- [WHAT YOU WILL DO] Reproduce the listing below exactly. Pictures do not belong in the copy.

- [RECORD EXCERPTS]
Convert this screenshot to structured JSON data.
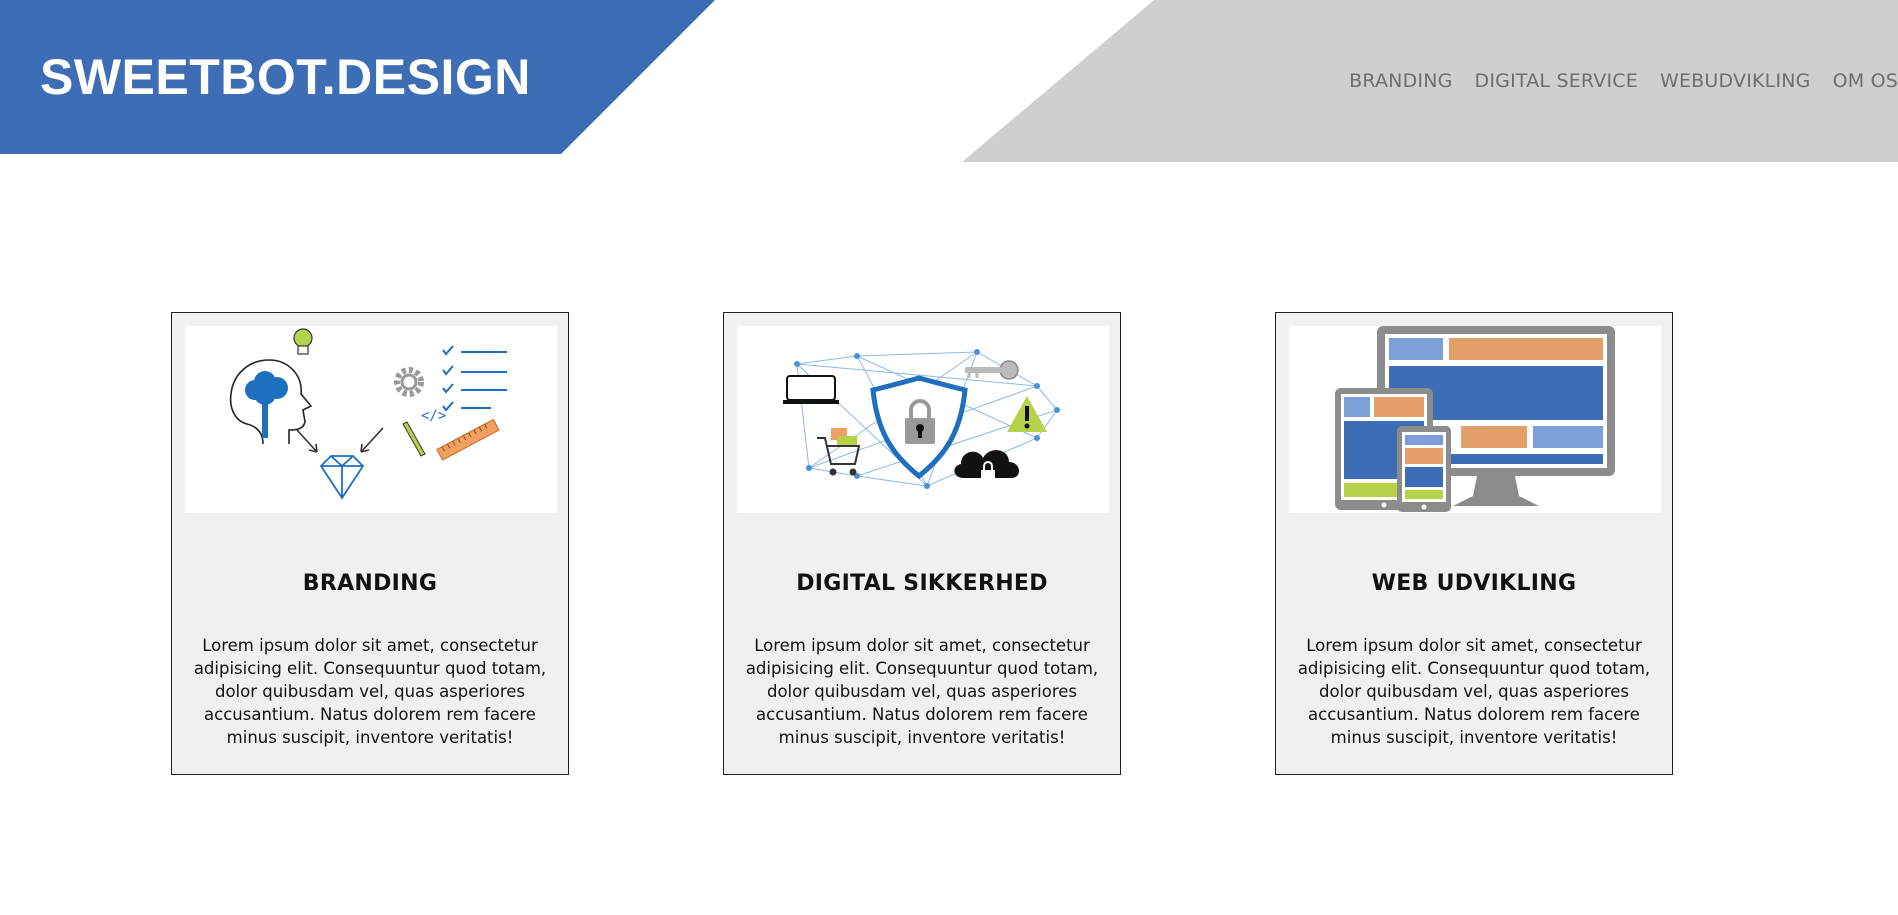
{
  "colors": {
    "brand": "#3d6db5",
    "nav_band": "#cfcfcd",
    "card_bg": "#f0f0ee"
  },
  "header": {
    "logo": "SWEETBOT.DESIGN",
    "nav": [
      "BRANDING",
      "DIGITAL SERVICE",
      "WEBUDVIKLING",
      "OM OS"
    ]
  },
  "cards": [
    {
      "title": "BRANDING",
      "text": "Lorem ipsum dolor sit amet, consectetur adipisicing elit. Consequuntur quod totam, dolor quibusdam vel, quas asperiores accusantium. Natus dolorem rem facere minus suscipit, inventore veritatis!",
      "icon": "branding-illustration"
    },
    {
      "title": "DIGITAL SIKKERHED",
      "text": "Lorem ipsum dolor sit amet, consectetur adipisicing elit. Consequuntur quod totam, dolor quibusdam vel, quas asperiores accusantium. Natus dolorem rem facere minus suscipit, inventore veritatis!",
      "icon": "security-network-illustration"
    },
    {
      "title": "WEB UDVIKLING",
      "text": "Lorem ipsum dolor sit amet, consectetur adipisicing elit. Consequuntur quod totam, dolor quibusdam vel, quas asperiores accusantium. Natus dolorem rem facere minus suscipit, inventore veritatis!",
      "icon": "responsive-devices-illustration"
    }
  ]
}
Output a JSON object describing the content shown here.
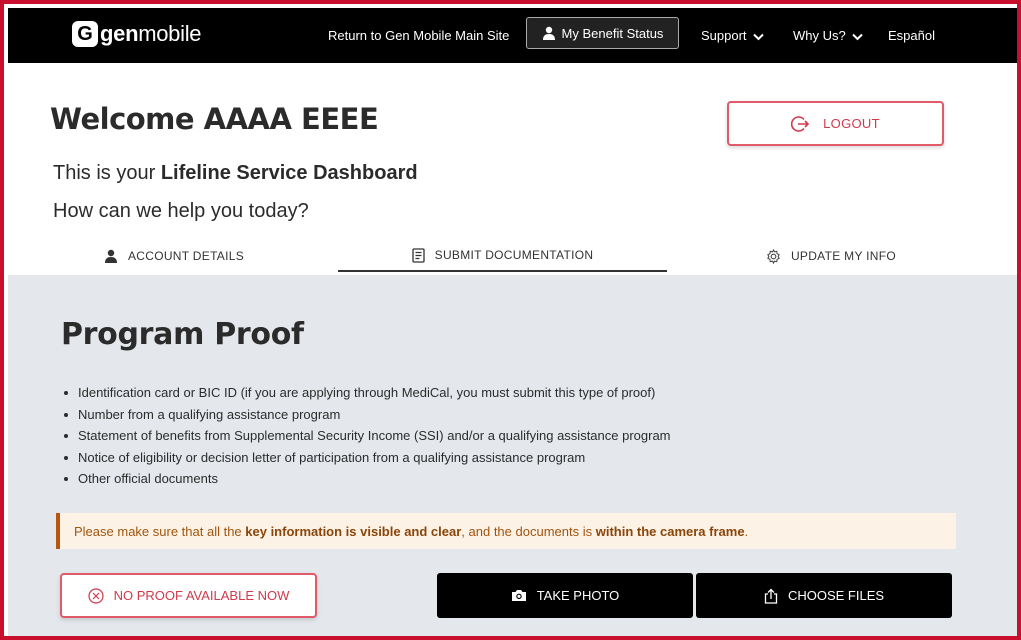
{
  "header": {
    "logo_mark": "G",
    "logo_text_bold": "gen",
    "logo_text_rest": "mobile",
    "nav": {
      "main_site": "Return to Gen Mobile Main Site",
      "benefit_status": "My Benefit Status",
      "support": "Support",
      "why_us": "Why Us?",
      "espanol": "Español"
    }
  },
  "welcome": {
    "title": "Welcome AAAA EEEE",
    "logout_label": "LOGOUT",
    "dashboard_prefix": "This is your ",
    "dashboard_name": "Lifeline Service Dashboard",
    "help_text": "How can we help you today?"
  },
  "tabs": [
    {
      "label": "ACCOUNT DETAILS",
      "icon": "person-icon",
      "active": false
    },
    {
      "label": "SUBMIT DOCUMENTATION",
      "icon": "document-icon",
      "active": true
    },
    {
      "label": "UPDATE MY INFO",
      "icon": "gear-icon",
      "active": false
    }
  ],
  "proof": {
    "title": "Program Proof",
    "items": [
      "Identification card or BIC ID (if you are applying through MediCal, you must submit this type of proof)",
      "Number from a qualifying assistance program",
      "Statement of benefits from Supplemental Security Income (SSI) and/or a qualifying assistance program",
      "Notice of eligibility or decision letter of participation from a qualifying assistance program",
      "Other official documents"
    ],
    "notice": {
      "part1": "Please make sure that all the ",
      "bold1": "key information is visible and clear",
      "part2": ", and the documents is ",
      "bold2": "within the camera frame",
      "part3": "."
    },
    "buttons": {
      "no_proof": "NO PROOF AVAILABLE NOW",
      "take_photo": "TAKE PHOTO",
      "choose_files": "CHOOSE FILES"
    }
  },
  "colors": {
    "brand_red": "#c8102e",
    "header_bg": "#000000",
    "content_bg": "#e4e8ec",
    "notice_bg": "#fdf2e6",
    "notice_accent": "#b8560f"
  }
}
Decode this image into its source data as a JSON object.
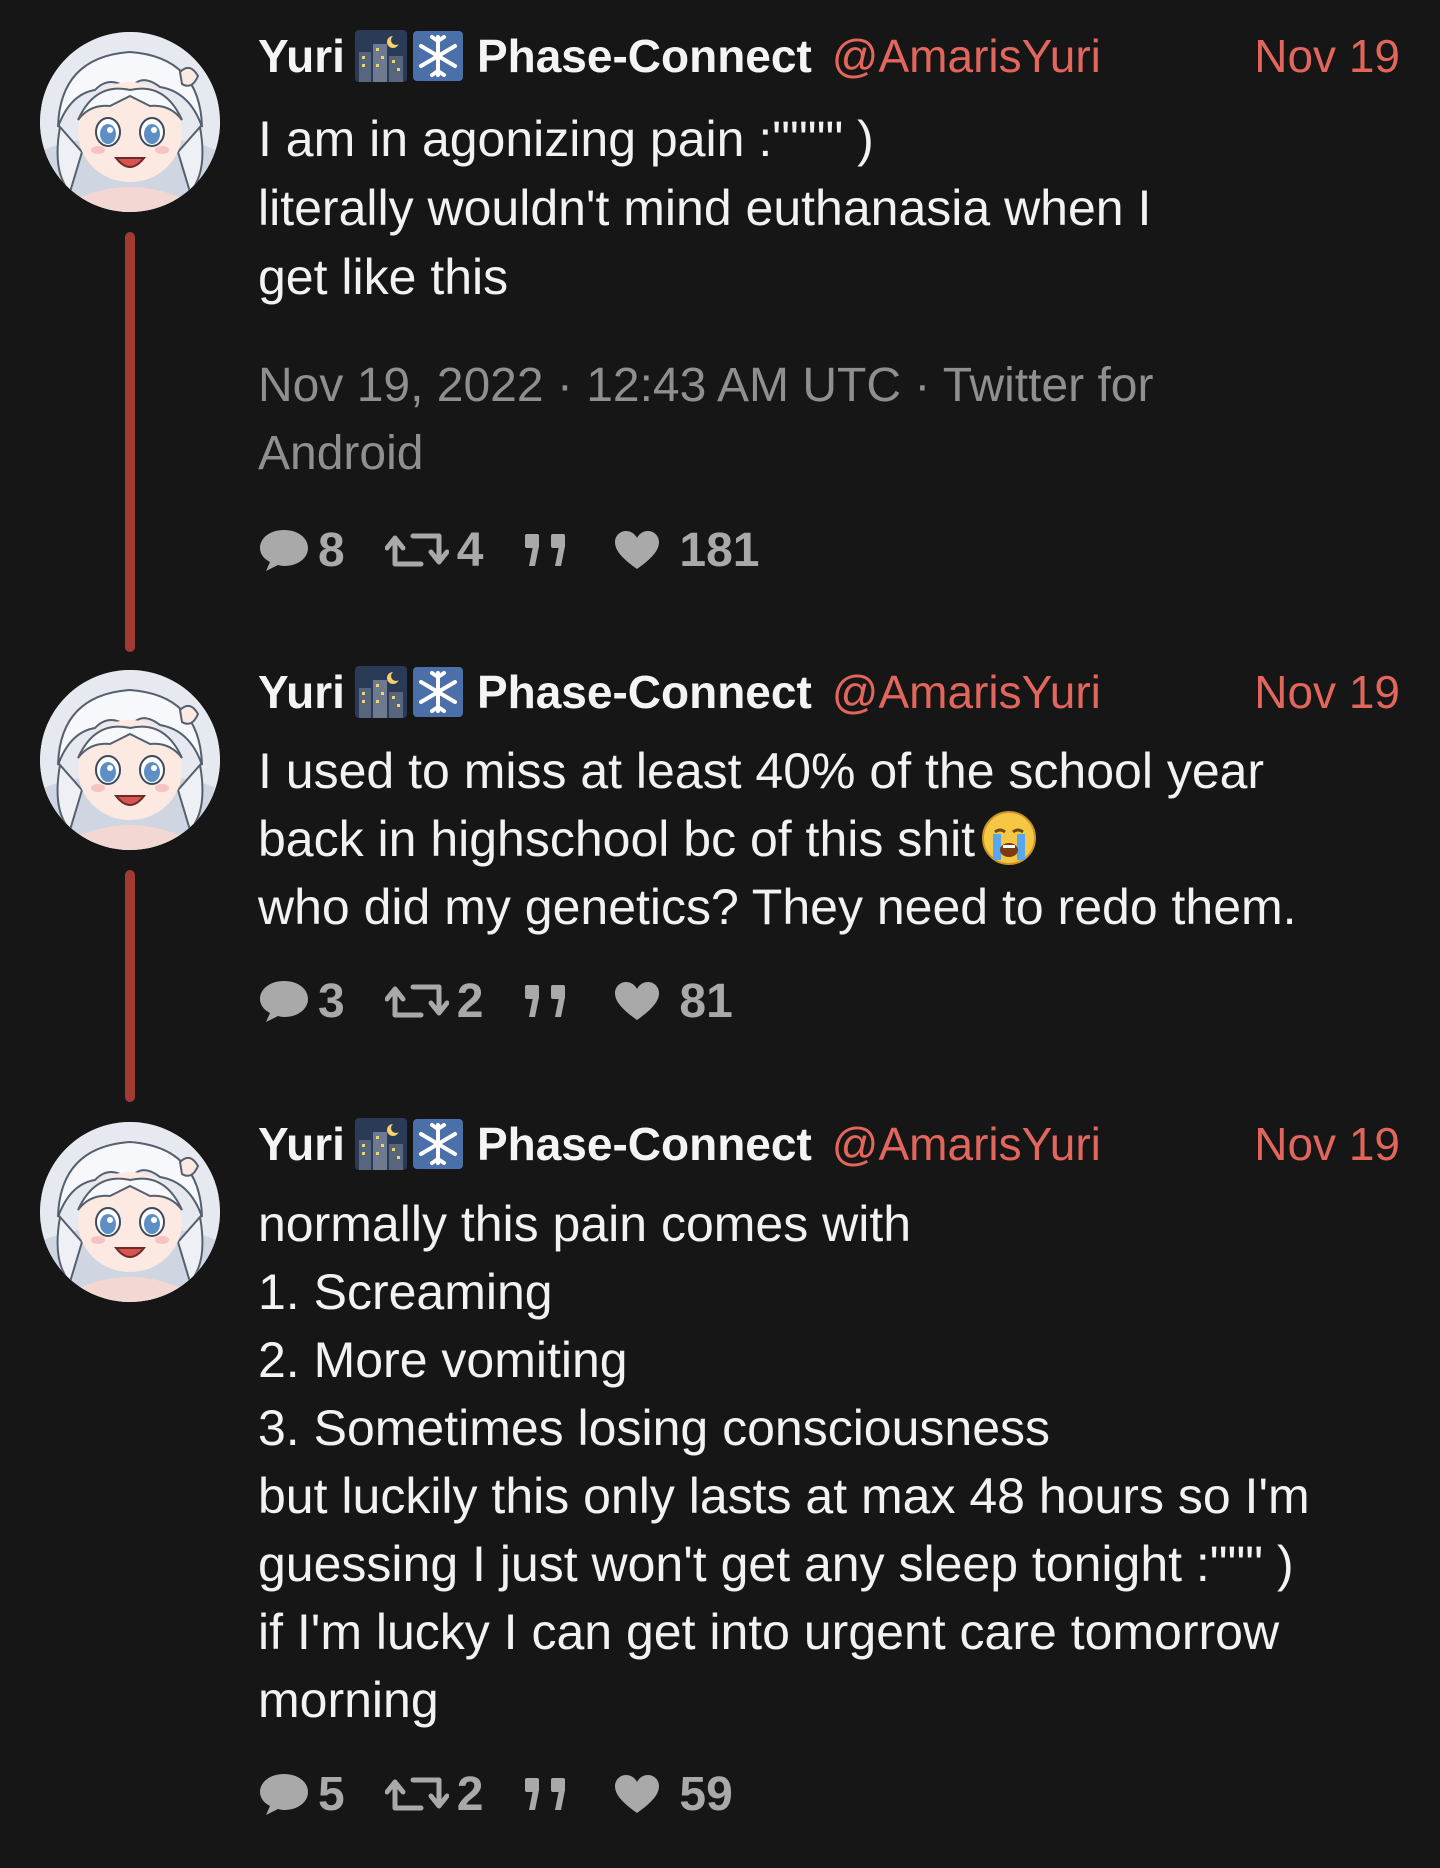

- [OUTPUT FOR THIS TASK]
Convert this screenshot to structured JSON data.
{
  "colors": {
    "brand": "#3d6db5",
    "nav_band": "#cfcfcd",
    "card_bg": "#f0f0ee"
  },
  "header": {
    "logo": "SWEETBOT.DESIGN",
    "nav": [
      "BRANDING",
      "DIGITAL SERVICE",
      "WEBUDVIKLING",
      "OM OS"
    ]
  },
  "cards": [
    {
      "title": "BRANDING",
      "text": "Lorem ipsum dolor sit amet, consectetur adipisicing elit. Consequuntur quod totam, dolor quibusdam vel, quas asperiores accusantium. Natus dolorem rem facere minus suscipit, inventore veritatis!",
      "icon": "branding-illustration"
    },
    {
      "title": "DIGITAL SIKKERHED",
      "text": "Lorem ipsum dolor sit amet, consectetur adipisicing elit. Consequuntur quod totam, dolor quibusdam vel, quas asperiores accusantium. Natus dolorem rem facere minus suscipit, inventore veritatis!",
      "icon": "security-network-illustration"
    },
    {
      "title": "WEB UDVIKLING",
      "text": "Lorem ipsum dolor sit amet, consectetur adipisicing elit. Consequuntur quod totam, dolor quibusdam vel, quas asperiores accusantium. Natus dolorem rem facere minus suscipit, inventore veritatis!",
      "icon": "responsive-devices-illustration"
    }
  ]
}
Output a JSON object describing the content shown here.
{
  "header": {
    "logo_mark": "G",
    "logo_text_bold": "gen",
    "logo_text_rest": "mobile",
    "nav": {
      "main_site": "Return to Gen Mobile Main Site",
      "benefit_status": "My Benefit Status",
      "support": "Support",
      "why_us": "Why Us?",
      "espanol": "Español"
    }
  },
  "welcome": {
    "title": "Welcome AAAA EEEE",
    "logout_label": "LOGOUT",
    "dashboard_prefix": "This is your ",
    "dashboard_name": "Lifeline Service Dashboard",
    "help_text": "How can we help you today?"
  },
  "tabs": [
    {
      "label": "ACCOUNT DETAILS",
      "icon": "person-icon",
      "active": false
    },
    {
      "label": "SUBMIT DOCUMENTATION",
      "icon": "document-icon",
      "active": true
    },
    {
      "label": "UPDATE MY INFO",
      "icon": "gear-icon",
      "active": false
    }
  ],
  "proof": {
    "title": "Program Proof",
    "items": [
      "Identification card or BIC ID (if you are applying through MediCal, you must submit this type of proof)",
      "Number from a qualifying assistance program",
      "Statement of benefits from Supplemental Security Income (SSI) and/or a qualifying assistance program",
      "Notice of eligibility or decision letter of participation from a qualifying assistance program",
      "Other official documents"
    ],
    "notice": {
      "part1": "Please make sure that all the ",
      "bold1": "key information is visible and clear",
      "part2": ", and the documents is ",
      "bold2": "within the camera frame",
      "part3": "."
    },
    "buttons": {
      "no_proof": "NO PROOF AVAILABLE NOW",
      "take_photo": "TAKE PHOTO",
      "choose_files": "CHOOSE FILES"
    }
  },
  "colors": {
    "brand_red": "#c8102e",
    "header_bg": "#000000",
    "content_bg": "#e4e8ec",
    "notice_bg": "#fdf2e6",
    "notice_accent": "#b8560f"
  }
}
Decode this image into its source data as a JSON object.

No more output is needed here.